* **Data records**
↓↓↓

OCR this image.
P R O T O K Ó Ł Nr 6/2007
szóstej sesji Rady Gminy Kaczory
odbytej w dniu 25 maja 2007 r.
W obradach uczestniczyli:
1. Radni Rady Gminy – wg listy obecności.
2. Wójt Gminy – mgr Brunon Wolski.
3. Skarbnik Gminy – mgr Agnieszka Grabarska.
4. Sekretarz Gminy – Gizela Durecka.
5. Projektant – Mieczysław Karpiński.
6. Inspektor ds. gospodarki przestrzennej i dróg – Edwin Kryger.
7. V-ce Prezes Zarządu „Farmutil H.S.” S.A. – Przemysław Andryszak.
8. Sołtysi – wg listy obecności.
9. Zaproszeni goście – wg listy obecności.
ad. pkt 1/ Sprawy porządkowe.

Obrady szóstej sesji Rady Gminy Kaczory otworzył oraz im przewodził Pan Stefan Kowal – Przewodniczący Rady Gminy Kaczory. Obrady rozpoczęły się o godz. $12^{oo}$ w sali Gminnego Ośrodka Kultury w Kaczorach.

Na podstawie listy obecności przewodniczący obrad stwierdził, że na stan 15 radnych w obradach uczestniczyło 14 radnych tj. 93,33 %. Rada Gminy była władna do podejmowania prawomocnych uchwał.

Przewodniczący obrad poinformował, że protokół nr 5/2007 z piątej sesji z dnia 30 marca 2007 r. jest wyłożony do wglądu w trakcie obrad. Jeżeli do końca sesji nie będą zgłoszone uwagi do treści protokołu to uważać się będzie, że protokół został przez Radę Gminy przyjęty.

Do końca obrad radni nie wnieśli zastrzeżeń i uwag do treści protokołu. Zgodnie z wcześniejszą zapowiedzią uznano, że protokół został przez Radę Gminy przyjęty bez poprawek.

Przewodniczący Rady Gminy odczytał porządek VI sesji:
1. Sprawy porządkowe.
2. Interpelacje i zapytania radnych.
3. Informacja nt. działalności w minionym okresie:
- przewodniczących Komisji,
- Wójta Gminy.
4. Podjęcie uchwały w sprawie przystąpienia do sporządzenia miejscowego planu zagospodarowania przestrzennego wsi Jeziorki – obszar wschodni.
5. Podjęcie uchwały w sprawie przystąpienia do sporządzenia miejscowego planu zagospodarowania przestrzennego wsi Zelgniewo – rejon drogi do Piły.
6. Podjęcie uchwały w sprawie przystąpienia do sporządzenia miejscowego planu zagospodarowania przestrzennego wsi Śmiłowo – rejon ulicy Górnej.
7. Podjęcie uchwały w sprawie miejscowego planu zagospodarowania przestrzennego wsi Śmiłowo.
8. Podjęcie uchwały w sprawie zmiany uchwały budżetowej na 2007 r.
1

↑↑↑

Using the records above, pull out each line where the word "rejon" occurs.

5. Podjęcie uchwały w sprawie przystąpienia do sporządzenia miejscowego planu zagospodarowania przestrzennego wsi Zelgniewo – rejon drogi do Piły.
6. Podjęcie uchwały w sprawie przystąpienia do sporządzenia miejscowego planu zagospodarowania przestrzennego wsi Śmiłowo – rejon ulicy Górnej.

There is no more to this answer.